_Written problem:_ Take the entries below and print all of them exactly, please.

╔══

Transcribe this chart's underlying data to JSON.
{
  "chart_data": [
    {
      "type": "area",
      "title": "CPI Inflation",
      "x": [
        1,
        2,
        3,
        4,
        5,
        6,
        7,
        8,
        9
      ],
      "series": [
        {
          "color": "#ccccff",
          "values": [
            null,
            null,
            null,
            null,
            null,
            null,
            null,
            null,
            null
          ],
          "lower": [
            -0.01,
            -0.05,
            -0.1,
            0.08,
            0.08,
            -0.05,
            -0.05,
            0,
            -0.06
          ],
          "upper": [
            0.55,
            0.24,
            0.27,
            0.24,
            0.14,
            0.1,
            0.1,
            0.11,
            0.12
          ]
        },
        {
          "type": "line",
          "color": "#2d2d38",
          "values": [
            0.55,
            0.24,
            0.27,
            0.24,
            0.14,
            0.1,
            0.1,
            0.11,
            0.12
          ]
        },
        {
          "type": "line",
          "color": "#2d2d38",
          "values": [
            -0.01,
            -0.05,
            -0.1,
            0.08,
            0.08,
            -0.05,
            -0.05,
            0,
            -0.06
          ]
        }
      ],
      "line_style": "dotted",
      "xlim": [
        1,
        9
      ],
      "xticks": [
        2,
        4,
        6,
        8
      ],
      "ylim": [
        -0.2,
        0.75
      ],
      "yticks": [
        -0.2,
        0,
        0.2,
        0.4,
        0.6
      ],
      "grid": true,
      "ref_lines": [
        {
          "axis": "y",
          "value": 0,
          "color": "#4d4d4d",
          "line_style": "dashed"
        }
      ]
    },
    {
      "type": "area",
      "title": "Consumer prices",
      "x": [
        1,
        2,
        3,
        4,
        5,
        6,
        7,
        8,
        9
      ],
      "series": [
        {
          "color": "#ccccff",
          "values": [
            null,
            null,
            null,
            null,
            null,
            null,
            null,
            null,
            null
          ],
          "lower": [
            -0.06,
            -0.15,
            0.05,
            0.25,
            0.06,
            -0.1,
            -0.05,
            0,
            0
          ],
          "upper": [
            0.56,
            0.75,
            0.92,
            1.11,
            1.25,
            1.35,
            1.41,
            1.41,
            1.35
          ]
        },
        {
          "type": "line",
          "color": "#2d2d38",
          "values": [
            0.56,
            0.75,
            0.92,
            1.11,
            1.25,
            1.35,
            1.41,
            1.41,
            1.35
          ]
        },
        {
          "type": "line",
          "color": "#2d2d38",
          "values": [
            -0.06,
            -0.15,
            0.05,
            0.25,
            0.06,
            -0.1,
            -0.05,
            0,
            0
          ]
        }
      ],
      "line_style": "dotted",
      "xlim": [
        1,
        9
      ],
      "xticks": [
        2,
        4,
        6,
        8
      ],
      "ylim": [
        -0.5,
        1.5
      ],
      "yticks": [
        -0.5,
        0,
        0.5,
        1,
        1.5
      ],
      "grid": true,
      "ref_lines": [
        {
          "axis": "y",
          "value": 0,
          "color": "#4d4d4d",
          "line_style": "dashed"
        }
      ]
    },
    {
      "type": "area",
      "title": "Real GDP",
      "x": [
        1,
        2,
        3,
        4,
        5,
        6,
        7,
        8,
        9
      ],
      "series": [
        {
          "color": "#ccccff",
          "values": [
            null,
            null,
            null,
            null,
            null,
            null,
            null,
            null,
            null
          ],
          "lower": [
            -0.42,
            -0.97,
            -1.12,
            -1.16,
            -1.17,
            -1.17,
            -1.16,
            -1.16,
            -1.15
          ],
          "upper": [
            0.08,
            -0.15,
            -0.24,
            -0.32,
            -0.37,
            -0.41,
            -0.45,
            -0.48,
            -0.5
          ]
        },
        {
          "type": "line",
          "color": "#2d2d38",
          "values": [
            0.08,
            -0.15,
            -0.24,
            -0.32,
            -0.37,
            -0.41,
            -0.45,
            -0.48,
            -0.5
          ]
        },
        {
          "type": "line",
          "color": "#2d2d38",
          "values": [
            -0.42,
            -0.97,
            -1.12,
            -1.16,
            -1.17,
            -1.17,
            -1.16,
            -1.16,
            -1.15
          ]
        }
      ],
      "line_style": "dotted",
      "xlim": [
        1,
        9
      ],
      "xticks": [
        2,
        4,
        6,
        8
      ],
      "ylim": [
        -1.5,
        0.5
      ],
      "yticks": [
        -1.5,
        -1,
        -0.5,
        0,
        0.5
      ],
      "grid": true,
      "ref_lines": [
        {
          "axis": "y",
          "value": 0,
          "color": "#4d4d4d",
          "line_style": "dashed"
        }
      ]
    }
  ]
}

╚══

_Written solution:_
Transcribe this chart's underlying data to JSON.
{
  "chart_data": [
    {
      "type": "area",
      "title": "CPI Inflation",
      "x": [
        1,
        2,
        3,
        4,
        5,
        6,
        7,
        8,
        9
      ],
      "series": [
        {
          "color": "#ccccff",
          "values": [
            null,
            null,
            null,
            null,
            null,
            null,
            null,
            null,
            null
          ],
          "lower": [
            -0.01,
            -0.05,
            -0.1,
            0.08,
            0.08,
            -0.05,
            -0.05,
            0,
            -0.06
          ],
          "upper": [
            0.55,
            0.24,
            0.27,
            0.24,
            0.14,
            0.1,
            0.1,
            0.11,
            0.12
          ]
        },
        {
          "type": "line",
          "color": "#2d2d38",
          "values": [
            0.55,
            0.24,
            0.27,
            0.24,
            0.14,
            0.1,
            0.1,
            0.11,
            0.12
          ]
        },
        {
          "type": "line",
          "color": "#2d2d38",
          "values": [
            -0.01,
            -0.05,
            -0.1,
            0.08,
            0.08,
            -0.05,
            -0.05,
            0,
            -0.06
          ]
        }
      ],
      "line_style": "dotted",
      "xlim": [
        1,
        9
      ],
      "xticks": [
        2,
        4,
        6,
        8
      ],
      "ylim": [
        -0.2,
        0.75
      ],
      "yticks": [
        -0.2,
        0,
        0.2,
        0.4,
        0.6
      ],
      "grid": true,
      "ref_lines": [
        {
          "axis": "y",
          "value": 0,
          "color": "#4d4d4d",
          "line_style": "dashed"
        }
      ]
    },
    {
      "type": "area",
      "title": "Consumer prices",
      "x": [
        1,
        2,
        3,
        4,
        5,
        6,
        7,
        8,
        9
      ],
      "series": [
        {
          "color": "#ccccff",
          "values": [
            null,
            null,
            null,
            null,
            null,
            null,
            null,
            null,
            null
          ],
          "lower": [
            -0.06,
            -0.15,
            0.05,
            0.25,
            0.06,
            -0.1,
            -0.05,
            0,
            0
          ],
          "upper": [
            0.56,
            0.75,
            0.92,
            1.11,
            1.25,
            1.35,
            1.41,
            1.41,
            1.35
          ]
        },
        {
          "type": "line",
          "color": "#2d2d38",
          "values": [
            0.56,
            0.75,
            0.92,
            1.11,
            1.25,
            1.35,
            1.41,
            1.41,
            1.35
          ]
        },
        {
          "type": "line",
          "color": "#2d2d38",
          "values": [
            -0.06,
            -0.15,
            0.05,
            0.25,
            0.06,
            -0.1,
            -0.05,
            0,
            0
          ]
        }
      ],
      "line_style": "dotted",
      "xlim": [
        1,
        9
      ],
      "xticks": [
        2,
        4,
        6,
        8
      ],
      "ylim": [
        -0.5,
        1.5
      ],
      "yticks": [
        -0.5,
        0,
        0.5,
        1,
        1.5
      ],
      "grid": true,
      "ref_lines": [
        {
          "axis": "y",
          "value": 0,
          "color": "#4d4d4d",
          "line_style": "dashed"
        }
      ]
    },
    {
      "type": "area",
      "title": "Real GDP",
      "x": [
        1,
        2,
        3,
        4,
        5,
        6,
        7,
        8,
        9
      ],
      "series": [
        {
          "color": "#ccccff",
          "values": [
            null,
            null,
            null,
            null,
            null,
            null,
            null,
            null,
            null
          ],
          "lower": [
            -0.42,
            -0.97,
            -1.12,
            -1.16,
            -1.17,
            -1.17,
            -1.16,
            -1.16,
            -1.15
          ],
          "upper": [
            0.08,
            -0.15,
            -0.24,
            -0.32,
            -0.37,
            -0.41,
            -0.45,
            -0.48,
            -0.5
          ]
        },
        {
          "type": "line",
          "color": "#2d2d38",
          "values": [
            0.08,
            -0.15,
            -0.24,
            -0.32,
            -0.37,
            -0.41,
            -0.45,
            -0.48,
            -0.5
          ]
        },
        {
          "type": "line",
          "color": "#2d2d38",
          "values": [
            -0.42,
            -0.97,
            -1.12,
            -1.16,
            -1.17,
            -1.17,
            -1.16,
            -1.16,
            -1.15
          ]
        }
      ],
      "line_style": "dotted",
      "xlim": [
        1,
        9
      ],
      "xticks": [
        2,
        4,
        6,
        8
      ],
      "ylim": [
        -1.5,
        0.5
      ],
      "yticks": [
        -1.5,
        -1,
        -0.5,
        0,
        0.5
      ],
      "grid": true,
      "ref_lines": [
        {
          "axis": "y",
          "value": 0,
          "color": "#4d4d4d",
          "line_style": "dashed"
        }
      ]
    }
  ]
}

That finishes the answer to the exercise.